The problem >> All of the records listed below should be retyped exactly.

====== Given information ======

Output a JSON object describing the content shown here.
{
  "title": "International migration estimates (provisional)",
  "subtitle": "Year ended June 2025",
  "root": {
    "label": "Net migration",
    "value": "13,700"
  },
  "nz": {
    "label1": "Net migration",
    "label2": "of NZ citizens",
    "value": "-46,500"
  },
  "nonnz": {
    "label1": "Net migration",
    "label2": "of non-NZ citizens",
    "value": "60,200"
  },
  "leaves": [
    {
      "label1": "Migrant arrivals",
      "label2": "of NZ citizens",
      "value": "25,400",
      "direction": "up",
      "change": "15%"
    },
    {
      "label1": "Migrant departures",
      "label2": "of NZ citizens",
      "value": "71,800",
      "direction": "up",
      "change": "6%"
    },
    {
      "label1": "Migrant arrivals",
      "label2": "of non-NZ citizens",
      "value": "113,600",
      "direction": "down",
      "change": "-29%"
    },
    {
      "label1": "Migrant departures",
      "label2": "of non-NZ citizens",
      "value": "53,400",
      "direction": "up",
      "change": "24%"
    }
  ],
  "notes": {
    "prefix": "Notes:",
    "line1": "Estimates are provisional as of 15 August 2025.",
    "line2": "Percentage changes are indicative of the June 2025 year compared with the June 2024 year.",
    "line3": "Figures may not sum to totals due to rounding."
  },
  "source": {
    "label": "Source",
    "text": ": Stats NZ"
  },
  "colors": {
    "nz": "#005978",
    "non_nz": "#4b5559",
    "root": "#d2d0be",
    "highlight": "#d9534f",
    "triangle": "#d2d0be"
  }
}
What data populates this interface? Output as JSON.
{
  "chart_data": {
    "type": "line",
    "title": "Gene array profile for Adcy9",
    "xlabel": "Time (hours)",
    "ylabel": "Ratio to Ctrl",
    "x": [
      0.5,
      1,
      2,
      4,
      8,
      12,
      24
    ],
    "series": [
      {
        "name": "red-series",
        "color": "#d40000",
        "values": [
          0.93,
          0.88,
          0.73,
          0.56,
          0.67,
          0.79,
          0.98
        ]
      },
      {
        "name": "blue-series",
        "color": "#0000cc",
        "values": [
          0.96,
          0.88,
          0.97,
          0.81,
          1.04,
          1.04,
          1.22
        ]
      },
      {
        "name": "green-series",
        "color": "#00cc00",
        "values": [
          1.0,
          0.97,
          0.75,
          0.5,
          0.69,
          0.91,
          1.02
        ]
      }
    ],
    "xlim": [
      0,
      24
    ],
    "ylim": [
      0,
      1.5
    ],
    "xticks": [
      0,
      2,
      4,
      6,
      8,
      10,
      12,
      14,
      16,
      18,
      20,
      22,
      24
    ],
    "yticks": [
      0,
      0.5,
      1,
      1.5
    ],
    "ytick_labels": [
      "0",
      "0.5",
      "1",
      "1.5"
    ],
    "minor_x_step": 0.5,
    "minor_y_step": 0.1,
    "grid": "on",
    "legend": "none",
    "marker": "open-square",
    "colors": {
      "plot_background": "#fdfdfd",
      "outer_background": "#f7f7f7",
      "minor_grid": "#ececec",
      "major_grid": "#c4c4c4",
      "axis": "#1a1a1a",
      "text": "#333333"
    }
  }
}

======

Result for this task >>
Output a JSON object describing the content shown here.
{
  "title": "International migration estimates (provisional)",
  "subtitle": "Year ended June 2025",
  "root": {
    "label": "Net migration",
    "value": "13,700"
  },
  "nz": {
    "label1": "Net migration",
    "label2": "of NZ citizens",
    "value": "-46,500"
  },
  "nonnz": {
    "label1": "Net migration",
    "label2": "of non-NZ citizens",
    "value": "60,200"
  },
  "leaves": [
    {
      "label1": "Migrant arrivals",
      "label2": "of NZ citizens",
      "value": "25,400",
      "direction": "up",
      "change": "15%"
    },
    {
      "label1": "Migrant departures",
      "label2": "of NZ citizens",
      "value": "71,800",
      "direction": "up",
      "change": "6%"
    },
    {
      "label1": "Migrant arrivals",
      "label2": "of non-NZ citizens",
      "value": "113,600",
      "direction": "down",
      "change": "-29%"
    },
    {
      "label1": "Migrant departures",
      "label2": "of non-NZ citizens",
      "value": "53,400",
      "direction": "up",
      "change": "24%"
    }
  ],
  "notes": {
    "prefix": "Notes:",
    "line1": "Estimates are provisional as of 15 August 2025.",
    "line2": "Percentage changes are indicative of the June 2025 year compared with the June 2024 year.",
    "line3": "Figures may not sum to totals due to rounding."
  },
  "source": {
    "label": "Source",
    "text": ": Stats NZ"
  },
  "colors": {
    "nz": "#005978",
    "non_nz": "#4b5559",
    "root": "#d2d0be",
    "highlight": "#d9534f",
    "triangle": "#d2d0be"
  }
}
What data populates this interface? Output as JSON.
{
  "chart_data": {
    "type": "line",
    "title": "Gene array profile for Adcy9",
    "xlabel": "Time (hours)",
    "ylabel": "Ratio to Ctrl",
    "x": [
      0.5,
      1,
      2,
      4,
      8,
      12,
      24
    ],
    "series": [
      {
        "name": "red-series",
        "color": "#d40000",
        "values": [
          0.93,
          0.88,
          0.73,
          0.56,
          0.67,
          0.79,
          0.98
        ]
      },
      {
        "name": "blue-series",
        "color": "#0000cc",
        "values": [
          0.96,
          0.88,
          0.97,
          0.81,
          1.04,
          1.04,
          1.22
        ]
      },
      {
        "name": "green-series",
        "color": "#00cc00",
        "values": [
          1.0,
          0.97,
          0.75,
          0.5,
          0.69,
          0.91,
          1.02
        ]
      }
    ],
    "xlim": [
      0,
      24
    ],
    "ylim": [
      0,
      1.5
    ],
    "xticks": [
      0,
      2,
      4,
      6,
      8,
      10,
      12,
      14,
      16,
      18,
      20,
      22,
      24
    ],
    "yticks": [
      0,
      0.5,
      1,
      1.5
    ],
    "ytick_labels": [
      "0",
      "0.5",
      "1",
      "1.5"
    ],
    "minor_x_step": 0.5,
    "minor_y_step": 0.1,
    "grid": "on",
    "legend": "none",
    "marker": "open-square",
    "colors": {
      "plot_background": "#fdfdfd",
      "outer_background": "#f7f7f7",
      "minor_grid": "#ececec",
      "major_grid": "#c4c4c4",
      "axis": "#1a1a1a",
      "text": "#333333"
    }
  }
}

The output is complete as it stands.